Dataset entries

- - -

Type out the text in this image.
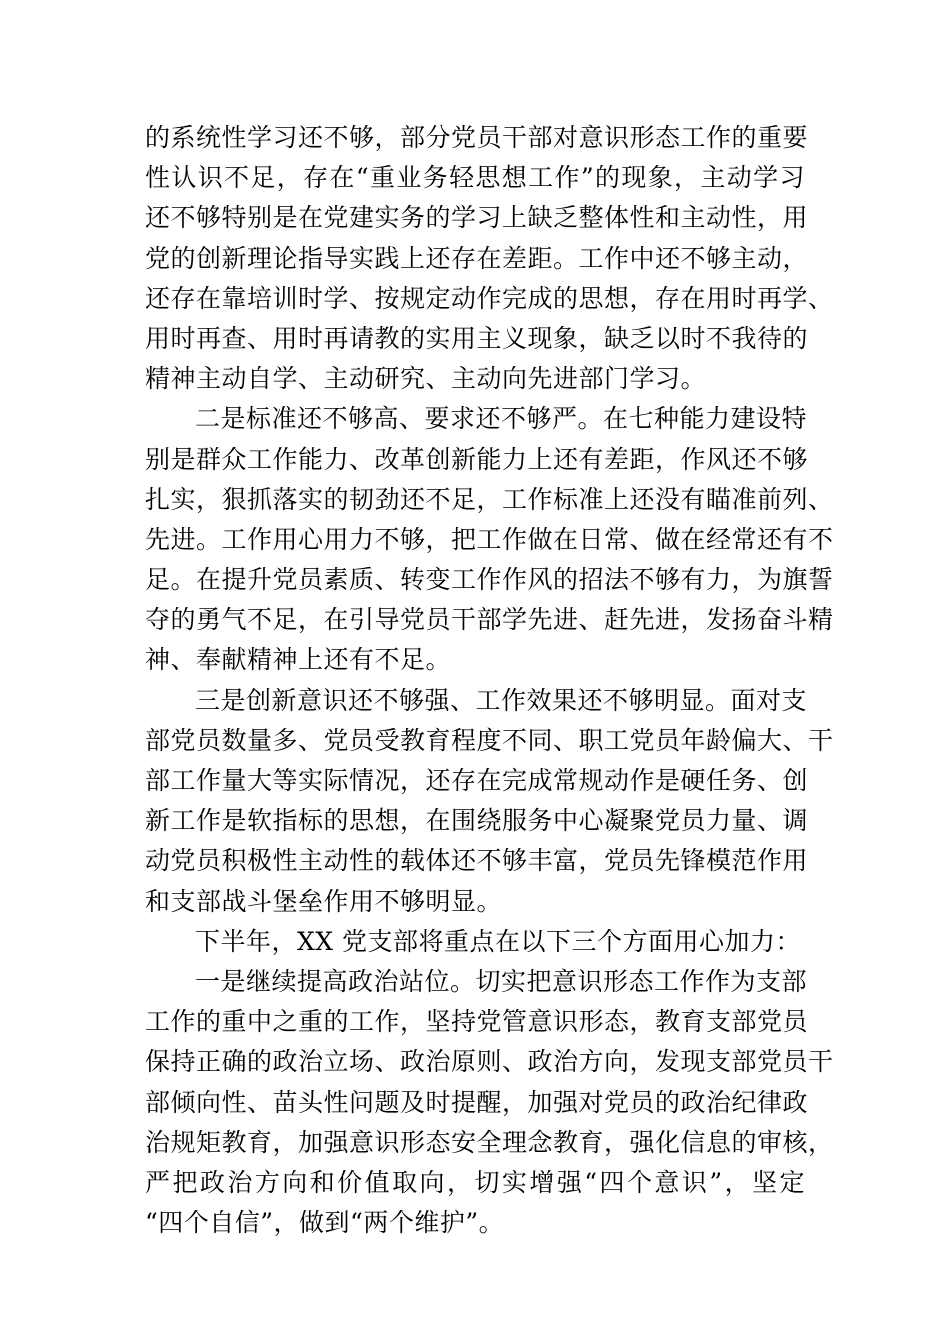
的系统性学习还不够，部分党员干部对意识形态工作的重要
性认识不足，存在“重业务轻思想工作”的现象，主动学习
还不够特别是在党建实务的学习上缺乏整体性和主动性，用
党的创新理论指导实践上还存在差距。工作中还不够主动，
还存在靠培训时学、按规定动作完成的思想，存在用时再学、
用时再查、用时再请教的实用主义现象，缺乏以时不我待的
精神主动自学、主动研究、主动向先进部门学习。
二是标准还不够高、要求还不够严。在七种能力建设特
别是群众工作能力、改革创新能力上还有差距，作风还不够
扎实，狠抓落实的韧劲还不足，工作标准上还没有瞄准前列、
先进。工作用心用力不够，把工作做在日常、做在经常还有不
足。在提升党员素质、转变工作作风的招法不够有力，为旗誓
夺的勇气不足，在引导党员干部学先进、赶先进，发扬奋斗精
神、奉献精神上还有不足。
三是创新意识还不够强、工作效果还不够明显。面对支
部党员数量多、党员受教育程度不同、职工党员年龄偏大、干
部工作量大等实际情况，还存在完成常规动作是硬任务、创
新工作是软指标的思想，在围绕服务中心凝聚党员力量、调
动党员积极性主动性的载体还不够丰富，党员先锋模范作用
和支部战斗堡垒作用不够明显。
下半年，XX 党支部将重点在以下三个方面用心加力：
一是继续提高政治站位。切实把意识形态工作作为支部
工作的重中之重的工作，坚持党管意识形态，教育支部党员
保持正确的政治立场、政治原则、政治方向，发现支部党员干
部倾向性、苗头性问题及时提醒，加强对党员的政治纪律政
治规矩教育，加强意识形态安全理念教育，强化信息的审核，
严把政治方向和价值取向，切实增强“四个意识”，坚定
“四个自信”，做到“两个维护”。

- - -

Work required
Reproduce every record above exactly, but leave out the pictures.

The completed task
Type out the text in this image.
的系统性学习还不够，部分党员干部对意识形态工作的重要
性认识不足，存在“重业务轻思想工作”的现象，主动学习
还不够特别是在党建实务的学习上缺乏整体性和主动性，用
党的创新理论指导实践上还存在差距。工作中还不够主动，
还存在靠培训时学、按规定动作完成的思想，存在用时再学、
用时再查、用时再请教的实用主义现象，缺乏以时不我待的
精神主动自学、主动研究、主动向先进部门学习。
二是标准还不够高、要求还不够严。在七种能力建设特
别是群众工作能力、改革创新能力上还有差距，作风还不够
扎实，狠抓落实的韧劲还不足，工作标准上还没有瞄准前列、
先进。工作用心用力不够，把工作做在日常、做在经常还有不
足。在提升党员素质、转变工作作风的招法不够有力，为旗誓
夺的勇气不足，在引导党员干部学先进、赶先进，发扬奋斗精
神、奉献精神上还有不足。
三是创新意识还不够强、工作效果还不够明显。面对支
部党员数量多、党员受教育程度不同、职工党员年龄偏大、干
部工作量大等实际情况，还存在完成常规动作是硬任务、创
新工作是软指标的思想，在围绕服务中心凝聚党员力量、调
动党员积极性主动性的载体还不够丰富，党员先锋模范作用
和支部战斗堡垒作用不够明显。
下半年，XX 党支部将重点在以下三个方面用心加力：
一是继续提高政治站位。切实把意识形态工作作为支部
工作的重中之重的工作，坚持党管意识形态，教育支部党员
保持正确的政治立场、政治原则、政治方向，发现支部党员干
部倾向性、苗头性问题及时提醒，加强对党员的政治纪律政
治规矩教育，加强意识形态安全理念教育，强化信息的审核，
严把政治方向和价值取向，切实增强“四个意识”，坚定
“四个自信”，做到“两个维护”。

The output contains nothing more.